WHAT IS NEEDED: Each entry that follows must be output without any deviation.

ENTRIES SHOWN:
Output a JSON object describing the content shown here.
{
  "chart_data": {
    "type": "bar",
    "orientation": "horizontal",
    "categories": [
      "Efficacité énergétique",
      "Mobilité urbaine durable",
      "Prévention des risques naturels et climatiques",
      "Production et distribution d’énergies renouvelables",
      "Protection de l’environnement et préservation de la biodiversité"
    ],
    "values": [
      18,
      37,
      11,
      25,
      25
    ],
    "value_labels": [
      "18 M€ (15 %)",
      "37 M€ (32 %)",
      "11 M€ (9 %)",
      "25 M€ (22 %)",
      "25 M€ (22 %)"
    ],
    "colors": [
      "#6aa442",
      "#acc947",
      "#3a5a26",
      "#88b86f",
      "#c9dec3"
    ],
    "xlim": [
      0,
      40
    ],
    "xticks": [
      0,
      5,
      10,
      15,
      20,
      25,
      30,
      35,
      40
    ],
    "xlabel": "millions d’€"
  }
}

EXPECTED ANSWER:
Output a JSON object describing the content shown here.
{
  "chart_data": {
    "type": "bar",
    "orientation": "horizontal",
    "categories": [
      "Efficacité énergétique",
      "Mobilité urbaine durable",
      "Prévention des risques naturels et climatiques",
      "Production et distribution d’énergies renouvelables",
      "Protection de l’environnement et préservation de la biodiversité"
    ],
    "values": [
      18,
      37,
      11,
      25,
      25
    ],
    "value_labels": [
      "18 M€ (15 %)",
      "37 M€ (32 %)",
      "11 M€ (9 %)",
      "25 M€ (22 %)",
      "25 M€ (22 %)"
    ],
    "colors": [
      "#6aa442",
      "#acc947",
      "#3a5a26",
      "#88b86f",
      "#c9dec3"
    ],
    "xlim": [
      0,
      40
    ],
    "xticks": [
      0,
      5,
      10,
      15,
      20,
      25,
      30,
      35,
      40
    ],
    "xlabel": "millions d’€"
  }
}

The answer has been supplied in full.